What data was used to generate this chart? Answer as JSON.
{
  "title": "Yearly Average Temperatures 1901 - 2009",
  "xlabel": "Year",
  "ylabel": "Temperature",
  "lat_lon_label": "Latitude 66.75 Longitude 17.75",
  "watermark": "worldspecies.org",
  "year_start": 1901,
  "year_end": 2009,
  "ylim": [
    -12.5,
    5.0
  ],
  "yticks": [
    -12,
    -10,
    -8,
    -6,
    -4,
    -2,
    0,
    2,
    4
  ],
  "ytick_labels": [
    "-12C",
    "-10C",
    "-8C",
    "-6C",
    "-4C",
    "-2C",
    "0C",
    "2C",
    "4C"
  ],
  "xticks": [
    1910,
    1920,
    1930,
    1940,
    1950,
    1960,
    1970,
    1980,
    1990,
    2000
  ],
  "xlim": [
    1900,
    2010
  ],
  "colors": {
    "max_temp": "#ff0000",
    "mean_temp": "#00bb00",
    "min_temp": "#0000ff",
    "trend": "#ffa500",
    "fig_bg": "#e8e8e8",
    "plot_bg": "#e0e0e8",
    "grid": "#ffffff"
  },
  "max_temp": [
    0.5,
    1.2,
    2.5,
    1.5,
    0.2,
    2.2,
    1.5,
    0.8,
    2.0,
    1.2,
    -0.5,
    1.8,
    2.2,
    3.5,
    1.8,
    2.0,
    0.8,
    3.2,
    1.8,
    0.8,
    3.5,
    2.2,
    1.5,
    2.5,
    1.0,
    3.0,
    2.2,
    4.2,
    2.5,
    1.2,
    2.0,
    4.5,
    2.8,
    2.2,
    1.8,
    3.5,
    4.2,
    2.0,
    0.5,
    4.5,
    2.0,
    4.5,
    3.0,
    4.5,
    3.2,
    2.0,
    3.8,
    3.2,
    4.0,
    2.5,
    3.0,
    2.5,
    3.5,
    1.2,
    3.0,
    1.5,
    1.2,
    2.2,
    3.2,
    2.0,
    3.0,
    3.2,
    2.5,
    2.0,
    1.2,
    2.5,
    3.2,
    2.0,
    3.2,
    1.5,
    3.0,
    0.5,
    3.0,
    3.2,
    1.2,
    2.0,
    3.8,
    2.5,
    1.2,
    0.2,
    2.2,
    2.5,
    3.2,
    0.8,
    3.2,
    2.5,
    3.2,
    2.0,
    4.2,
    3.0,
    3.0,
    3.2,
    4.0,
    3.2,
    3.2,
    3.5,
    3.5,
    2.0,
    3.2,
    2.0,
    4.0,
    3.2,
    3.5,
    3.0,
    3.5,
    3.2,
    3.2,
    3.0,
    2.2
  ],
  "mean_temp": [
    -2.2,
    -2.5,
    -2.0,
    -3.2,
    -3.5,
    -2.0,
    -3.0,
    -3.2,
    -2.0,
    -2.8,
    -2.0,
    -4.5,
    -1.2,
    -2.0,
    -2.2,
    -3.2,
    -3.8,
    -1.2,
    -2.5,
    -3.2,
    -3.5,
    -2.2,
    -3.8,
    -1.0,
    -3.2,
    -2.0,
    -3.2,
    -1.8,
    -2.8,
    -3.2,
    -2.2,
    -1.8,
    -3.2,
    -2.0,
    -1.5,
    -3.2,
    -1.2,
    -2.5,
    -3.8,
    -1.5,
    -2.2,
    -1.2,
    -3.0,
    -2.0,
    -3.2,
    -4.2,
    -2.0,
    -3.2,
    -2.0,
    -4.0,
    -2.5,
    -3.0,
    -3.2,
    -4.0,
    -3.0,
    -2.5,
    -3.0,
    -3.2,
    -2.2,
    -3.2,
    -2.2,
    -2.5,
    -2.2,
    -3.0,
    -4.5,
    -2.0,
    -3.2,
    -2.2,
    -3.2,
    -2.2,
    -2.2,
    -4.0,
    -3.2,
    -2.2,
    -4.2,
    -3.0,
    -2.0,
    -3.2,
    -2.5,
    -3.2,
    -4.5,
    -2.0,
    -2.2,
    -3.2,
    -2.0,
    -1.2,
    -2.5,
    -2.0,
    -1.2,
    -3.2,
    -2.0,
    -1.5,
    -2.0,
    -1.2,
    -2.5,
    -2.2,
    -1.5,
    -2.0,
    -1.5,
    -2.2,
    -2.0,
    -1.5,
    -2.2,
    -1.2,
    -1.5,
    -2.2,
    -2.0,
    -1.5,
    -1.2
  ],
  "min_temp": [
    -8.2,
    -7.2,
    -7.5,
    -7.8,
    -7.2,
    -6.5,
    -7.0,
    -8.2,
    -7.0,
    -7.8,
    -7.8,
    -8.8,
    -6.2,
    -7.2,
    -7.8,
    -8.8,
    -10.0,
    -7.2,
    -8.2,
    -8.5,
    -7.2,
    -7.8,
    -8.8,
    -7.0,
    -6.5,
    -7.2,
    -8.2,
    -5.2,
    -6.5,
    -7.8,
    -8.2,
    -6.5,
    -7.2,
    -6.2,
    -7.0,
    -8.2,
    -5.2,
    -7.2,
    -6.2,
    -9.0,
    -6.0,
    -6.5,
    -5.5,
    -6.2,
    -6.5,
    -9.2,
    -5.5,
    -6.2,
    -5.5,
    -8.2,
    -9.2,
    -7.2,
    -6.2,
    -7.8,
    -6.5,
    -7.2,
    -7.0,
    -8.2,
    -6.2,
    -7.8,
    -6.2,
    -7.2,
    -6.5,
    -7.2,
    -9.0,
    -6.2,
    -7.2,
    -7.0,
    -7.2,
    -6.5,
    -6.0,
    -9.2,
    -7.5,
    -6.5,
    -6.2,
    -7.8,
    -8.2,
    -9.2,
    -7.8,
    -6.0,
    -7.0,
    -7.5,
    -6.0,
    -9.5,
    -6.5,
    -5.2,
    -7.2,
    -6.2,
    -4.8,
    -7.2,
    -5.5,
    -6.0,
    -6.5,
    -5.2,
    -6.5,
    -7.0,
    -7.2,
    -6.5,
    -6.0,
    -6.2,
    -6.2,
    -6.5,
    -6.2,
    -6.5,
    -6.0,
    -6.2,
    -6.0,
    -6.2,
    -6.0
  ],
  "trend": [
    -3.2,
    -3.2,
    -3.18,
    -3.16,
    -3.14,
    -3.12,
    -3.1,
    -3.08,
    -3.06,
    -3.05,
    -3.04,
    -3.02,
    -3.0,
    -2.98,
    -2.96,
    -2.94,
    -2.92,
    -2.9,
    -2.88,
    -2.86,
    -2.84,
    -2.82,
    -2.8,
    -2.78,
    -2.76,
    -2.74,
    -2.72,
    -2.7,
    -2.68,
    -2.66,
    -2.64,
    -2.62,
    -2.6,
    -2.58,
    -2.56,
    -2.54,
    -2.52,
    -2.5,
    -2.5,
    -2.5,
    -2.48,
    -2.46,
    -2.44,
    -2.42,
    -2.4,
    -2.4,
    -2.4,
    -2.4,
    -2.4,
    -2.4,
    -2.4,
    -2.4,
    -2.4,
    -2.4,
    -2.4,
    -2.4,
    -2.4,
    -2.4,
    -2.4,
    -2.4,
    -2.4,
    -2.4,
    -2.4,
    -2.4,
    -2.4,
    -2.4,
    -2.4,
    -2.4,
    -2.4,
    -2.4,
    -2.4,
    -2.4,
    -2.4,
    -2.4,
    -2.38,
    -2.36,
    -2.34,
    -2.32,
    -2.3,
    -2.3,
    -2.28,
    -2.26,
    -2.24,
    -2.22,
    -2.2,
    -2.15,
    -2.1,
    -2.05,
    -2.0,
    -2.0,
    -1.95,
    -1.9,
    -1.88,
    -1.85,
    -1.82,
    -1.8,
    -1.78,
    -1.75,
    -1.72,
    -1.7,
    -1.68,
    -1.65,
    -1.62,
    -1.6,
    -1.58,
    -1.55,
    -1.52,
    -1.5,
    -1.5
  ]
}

· · ·

EXERCISE => Restate the data above exactly, keeping each word as it stands.

RESPONSE =>
What data was used to generate this chart? Answer as JSON.
{
  "title": "Yearly Average Temperatures 1901 - 2009",
  "xlabel": "Year",
  "ylabel": "Temperature",
  "lat_lon_label": "Latitude 66.75 Longitude 17.75",
  "watermark": "worldspecies.org",
  "year_start": 1901,
  "year_end": 2009,
  "ylim": [
    -12.5,
    5.0
  ],
  "yticks": [
    -12,
    -10,
    -8,
    -6,
    -4,
    -2,
    0,
    2,
    4
  ],
  "ytick_labels": [
    "-12C",
    "-10C",
    "-8C",
    "-6C",
    "-4C",
    "-2C",
    "0C",
    "2C",
    "4C"
  ],
  "xticks": [
    1910,
    1920,
    1930,
    1940,
    1950,
    1960,
    1970,
    1980,
    1990,
    2000
  ],
  "xlim": [
    1900,
    2010
  ],
  "colors": {
    "max_temp": "#ff0000",
    "mean_temp": "#00bb00",
    "min_temp": "#0000ff",
    "trend": "#ffa500",
    "fig_bg": "#e8e8e8",
    "plot_bg": "#e0e0e8",
    "grid": "#ffffff"
  },
  "max_temp": [
    0.5,
    1.2,
    2.5,
    1.5,
    0.2,
    2.2,
    1.5,
    0.8,
    2.0,
    1.2,
    -0.5,
    1.8,
    2.2,
    3.5,
    1.8,
    2.0,
    0.8,
    3.2,
    1.8,
    0.8,
    3.5,
    2.2,
    1.5,
    2.5,
    1.0,
    3.0,
    2.2,
    4.2,
    2.5,
    1.2,
    2.0,
    4.5,
    2.8,
    2.2,
    1.8,
    3.5,
    4.2,
    2.0,
    0.5,
    4.5,
    2.0,
    4.5,
    3.0,
    4.5,
    3.2,
    2.0,
    3.8,
    3.2,
    4.0,
    2.5,
    3.0,
    2.5,
    3.5,
    1.2,
    3.0,
    1.5,
    1.2,
    2.2,
    3.2,
    2.0,
    3.0,
    3.2,
    2.5,
    2.0,
    1.2,
    2.5,
    3.2,
    2.0,
    3.2,
    1.5,
    3.0,
    0.5,
    3.0,
    3.2,
    1.2,
    2.0,
    3.8,
    2.5,
    1.2,
    0.2,
    2.2,
    2.5,
    3.2,
    0.8,
    3.2,
    2.5,
    3.2,
    2.0,
    4.2,
    3.0,
    3.0,
    3.2,
    4.0,
    3.2,
    3.2,
    3.5,
    3.5,
    2.0,
    3.2,
    2.0,
    4.0,
    3.2,
    3.5,
    3.0,
    3.5,
    3.2,
    3.2,
    3.0,
    2.2
  ],
  "mean_temp": [
    -2.2,
    -2.5,
    -2.0,
    -3.2,
    -3.5,
    -2.0,
    -3.0,
    -3.2,
    -2.0,
    -2.8,
    -2.0,
    -4.5,
    -1.2,
    -2.0,
    -2.2,
    -3.2,
    -3.8,
    -1.2,
    -2.5,
    -3.2,
    -3.5,
    -2.2,
    -3.8,
    -1.0,
    -3.2,
    -2.0,
    -3.2,
    -1.8,
    -2.8,
    -3.2,
    -2.2,
    -1.8,
    -3.2,
    -2.0,
    -1.5,
    -3.2,
    -1.2,
    -2.5,
    -3.8,
    -1.5,
    -2.2,
    -1.2,
    -3.0,
    -2.0,
    -3.2,
    -4.2,
    -2.0,
    -3.2,
    -2.0,
    -4.0,
    -2.5,
    -3.0,
    -3.2,
    -4.0,
    -3.0,
    -2.5,
    -3.0,
    -3.2,
    -2.2,
    -3.2,
    -2.2,
    -2.5,
    -2.2,
    -3.0,
    -4.5,
    -2.0,
    -3.2,
    -2.2,
    -3.2,
    -2.2,
    -2.2,
    -4.0,
    -3.2,
    -2.2,
    -4.2,
    -3.0,
    -2.0,
    -3.2,
    -2.5,
    -3.2,
    -4.5,
    -2.0,
    -2.2,
    -3.2,
    -2.0,
    -1.2,
    -2.5,
    -2.0,
    -1.2,
    -3.2,
    -2.0,
    -1.5,
    -2.0,
    -1.2,
    -2.5,
    -2.2,
    -1.5,
    -2.0,
    -1.5,
    -2.2,
    -2.0,
    -1.5,
    -2.2,
    -1.2,
    -1.5,
    -2.2,
    -2.0,
    -1.5,
    -1.2
  ],
  "min_temp": [
    -8.2,
    -7.2,
    -7.5,
    -7.8,
    -7.2,
    -6.5,
    -7.0,
    -8.2,
    -7.0,
    -7.8,
    -7.8,
    -8.8,
    -6.2,
    -7.2,
    -7.8,
    -8.8,
    -10.0,
    -7.2,
    -8.2,
    -8.5,
    -7.2,
    -7.8,
    -8.8,
    -7.0,
    -6.5,
    -7.2,
    -8.2,
    -5.2,
    -6.5,
    -7.8,
    -8.2,
    -6.5,
    -7.2,
    -6.2,
    -7.0,
    -8.2,
    -5.2,
    -7.2,
    -6.2,
    -9.0,
    -6.0,
    -6.5,
    -5.5,
    -6.2,
    -6.5,
    -9.2,
    -5.5,
    -6.2,
    -5.5,
    -8.2,
    -9.2,
    -7.2,
    -6.2,
    -7.8,
    -6.5,
    -7.2,
    -7.0,
    -8.2,
    -6.2,
    -7.8,
    -6.2,
    -7.2,
    -6.5,
    -7.2,
    -9.0,
    -6.2,
    -7.2,
    -7.0,
    -7.2,
    -6.5,
    -6.0,
    -9.2,
    -7.5,
    -6.5,
    -6.2,
    -7.8,
    -8.2,
    -9.2,
    -7.8,
    -6.0,
    -7.0,
    -7.5,
    -6.0,
    -9.5,
    -6.5,
    -5.2,
    -7.2,
    -6.2,
    -4.8,
    -7.2,
    -5.5,
    -6.0,
    -6.5,
    -5.2,
    -6.5,
    -7.0,
    -7.2,
    -6.5,
    -6.0,
    -6.2,
    -6.2,
    -6.5,
    -6.2,
    -6.5,
    -6.0,
    -6.2,
    -6.0,
    -6.2,
    -6.0
  ],
  "trend": [
    -3.2,
    -3.2,
    -3.18,
    -3.16,
    -3.14,
    -3.12,
    -3.1,
    -3.08,
    -3.06,
    -3.05,
    -3.04,
    -3.02,
    -3.0,
    -2.98,
    -2.96,
    -2.94,
    -2.92,
    -2.9,
    -2.88,
    -2.86,
    -2.84,
    -2.82,
    -2.8,
    -2.78,
    -2.76,
    -2.74,
    -2.72,
    -2.7,
    -2.68,
    -2.66,
    -2.64,
    -2.62,
    -2.6,
    -2.58,
    -2.56,
    -2.54,
    -2.52,
    -2.5,
    -2.5,
    -2.5,
    -2.48,
    -2.46,
    -2.44,
    -2.42,
    -2.4,
    -2.4,
    -2.4,
    -2.4,
    -2.4,
    -2.4,
    -2.4,
    -2.4,
    -2.4,
    -2.4,
    -2.4,
    -2.4,
    -2.4,
    -2.4,
    -2.4,
    -2.4,
    -2.4,
    -2.4,
    -2.4,
    -2.4,
    -2.4,
    -2.4,
    -2.4,
    -2.4,
    -2.4,
    -2.4,
    -2.4,
    -2.4,
    -2.4,
    -2.4,
    -2.38,
    -2.36,
    -2.34,
    -2.32,
    -2.3,
    -2.3,
    -2.28,
    -2.26,
    -2.24,
    -2.22,
    -2.2,
    -2.15,
    -2.1,
    -2.05,
    -2.0,
    -2.0,
    -1.95,
    -1.9,
    -1.88,
    -1.85,
    -1.82,
    -1.8,
    -1.78,
    -1.75,
    -1.72,
    -1.7,
    -1.68,
    -1.65,
    -1.62,
    -1.6,
    -1.58,
    -1.55,
    -1.52,
    -1.5,
    -1.5
  ]
}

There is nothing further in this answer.